EXERCISE PROMPT ::
Every entry below must be repeated exactly; skip the pictures.

SUPPLIED INFORMATION ::
_ _ _ _ _
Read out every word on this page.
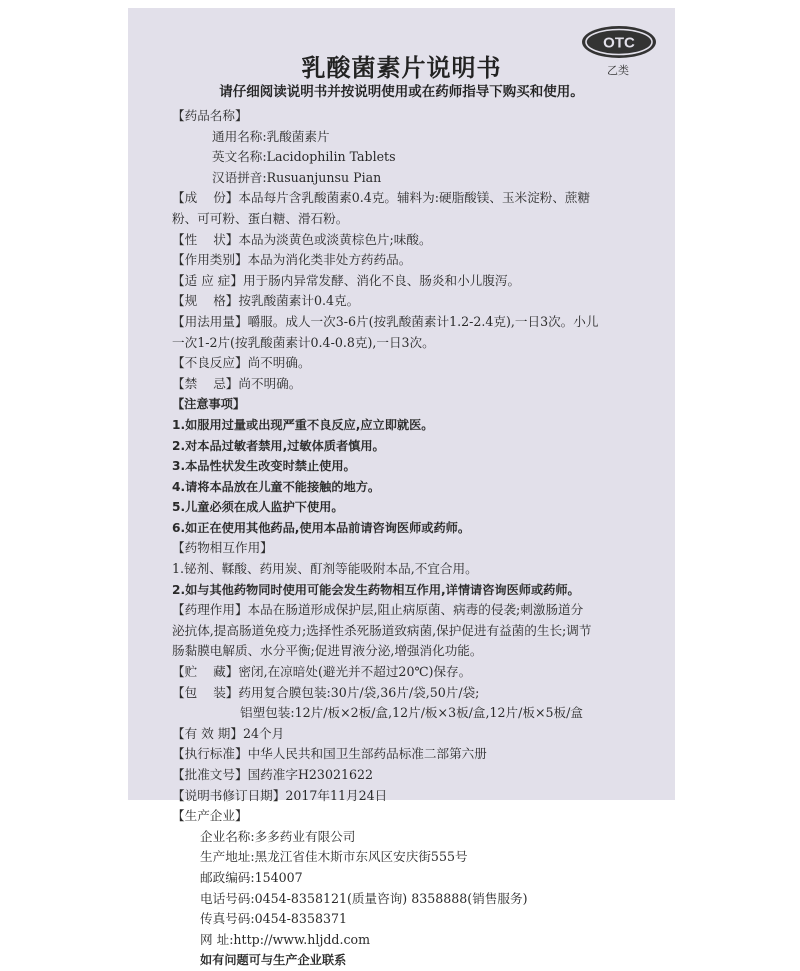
OTC
乙类
乳酸菌素片说明书
请仔细阅读说明书并按说明使用或在药师指导下购买和使用。
【药品名称】
通用名称:乳酸菌素片
英文名称:Lacidophilin Tablets
汉语拼音:Rusuanjunsu Pian
【成    份】本品每片含乳酸菌素0.4克。辅料为:硬脂酸镁、玉米淀粉、蔗糖
粉、可可粉、蛋白糖、滑石粉。
【性    状】本品为淡黄色或淡黄棕色片;味酸。
【作用类别】本品为消化类非处方药药品。
【适 应 症】用于肠内异常发酵、消化不良、肠炎和小儿腹泻。
【规    格】按乳酸菌素计0.4克。
【用法用量】嚼服。成人一次3-6片(按乳酸菌素计1.2-2.4克),一日3次。小儿
一次1-2片(按乳酸菌素计0.4-0.8克),一日3次。
【不良反应】尚不明确。
【禁    忌】尚不明确。
【注意事项】
1.如服用过量或出现严重不良反应,应立即就医。
2.对本品过敏者禁用,过敏体质者慎用。
3.本品性状发生改变时禁止使用。
4.请将本品放在儿童不能接触的地方。
5.儿童必须在成人监护下使用。
6.如正在使用其他药品,使用本品前请咨询医师或药师。
【药物相互作用】
1.铋剂、鞣酸、药用炭、酊剂等能吸附本品,不宜合用。
2.如与其他药物同时使用可能会发生药物相互作用,详情请咨询医师或药师。
【药理作用】本品在肠道形成保护层,阻止病原菌、病毒的侵袭;刺激肠道分
泌抗体,提高肠道免疫力;选择性杀死肠道致病菌,保护促进有益菌的生长;调节
肠黏膜电解质、水分平衡;促进胃液分泌,增强消化功能。
【贮    藏】密闭,在凉暗处(避光并不超过20℃)保存。
【包    装】药用复合膜包装:30片/袋,36片/袋,50片/袋;
铝塑包装:12片/板×2板/盒,12片/板×3板/盒,12片/板×5板/盒
【有 效 期】24个月
【执行标准】中华人民共和国卫生部药品标准二部第六册
【批准文号】国药准字H23021622
【说明书修订日期】2017年11月24日
【生产企业】
企业名称:多多药业有限公司
生产地址:黑龙江省佳木斯市东风区安庆街555号
邮政编码:154007
电话号码:0454-8358121(质量咨询) 8358888(销售服务)
传真号码:0454-8358371
网 址:http://www.hljdd.com
如有问题可与生产企业联系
_ _ _ _ _
EXERCISE SOLUTION ::
Read out every word on this page.
OTC
乙类
乳酸菌素片说明书
请仔细阅读说明书并按说明使用或在药师指导下购买和使用。
【药品名称】
通用名称:乳酸菌素片
英文名称:Lacidophilin Tablets
汉语拼音:Rusuanjunsu Pian
【成    份】本品每片含乳酸菌素0.4克。辅料为:硬脂酸镁、玉米淀粉、蔗糖
粉、可可粉、蛋白糖、滑石粉。
【性    状】本品为淡黄色或淡黄棕色片;味酸。
【作用类别】本品为消化类非处方药药品。
【适 应 症】用于肠内异常发酵、消化不良、肠炎和小儿腹泻。
【规    格】按乳酸菌素计0.4克。
【用法用量】嚼服。成人一次3-6片(按乳酸菌素计1.2-2.4克),一日3次。小儿
一次1-2片(按乳酸菌素计0.4-0.8克),一日3次。
【不良反应】尚不明确。
【禁    忌】尚不明确。
【注意事项】
1.如服用过量或出现严重不良反应,应立即就医。
2.对本品过敏者禁用,过敏体质者慎用。
3.本品性状发生改变时禁止使用。
4.请将本品放在儿童不能接触的地方。
5.儿童必须在成人监护下使用。
6.如正在使用其他药品,使用本品前请咨询医师或药师。
【药物相互作用】
1.铋剂、鞣酸、药用炭、酊剂等能吸附本品,不宜合用。
2.如与其他药物同时使用可能会发生药物相互作用,详情请咨询医师或药师。
【药理作用】本品在肠道形成保护层,阻止病原菌、病毒的侵袭;刺激肠道分
泌抗体,提高肠道免疫力;选择性杀死肠道致病菌,保护促进有益菌的生长;调节
肠黏膜电解质、水分平衡;促进胃液分泌,增强消化功能。
【贮    藏】密闭,在凉暗处(避光并不超过20℃)保存。
【包    装】药用复合膜包装:30片/袋,36片/袋,50片/袋;
铝塑包装:12片/板×2板/盒,12片/板×3板/盒,12片/板×5板/盒
【有 效 期】24个月
【执行标准】中华人民共和国卫生部药品标准二部第六册
【批准文号】国药准字H23021622
【说明书修订日期】2017年11月24日
【生产企业】
企业名称:多多药业有限公司
生产地址:黑龙江省佳木斯市东风区安庆街555号
邮政编码:154007
电话号码:0454-8358121(质量咨询) 8358888(销售服务)
传真号码:0454-8358371
网 址:http://www.hljdd.com
如有问题可与生产企业联系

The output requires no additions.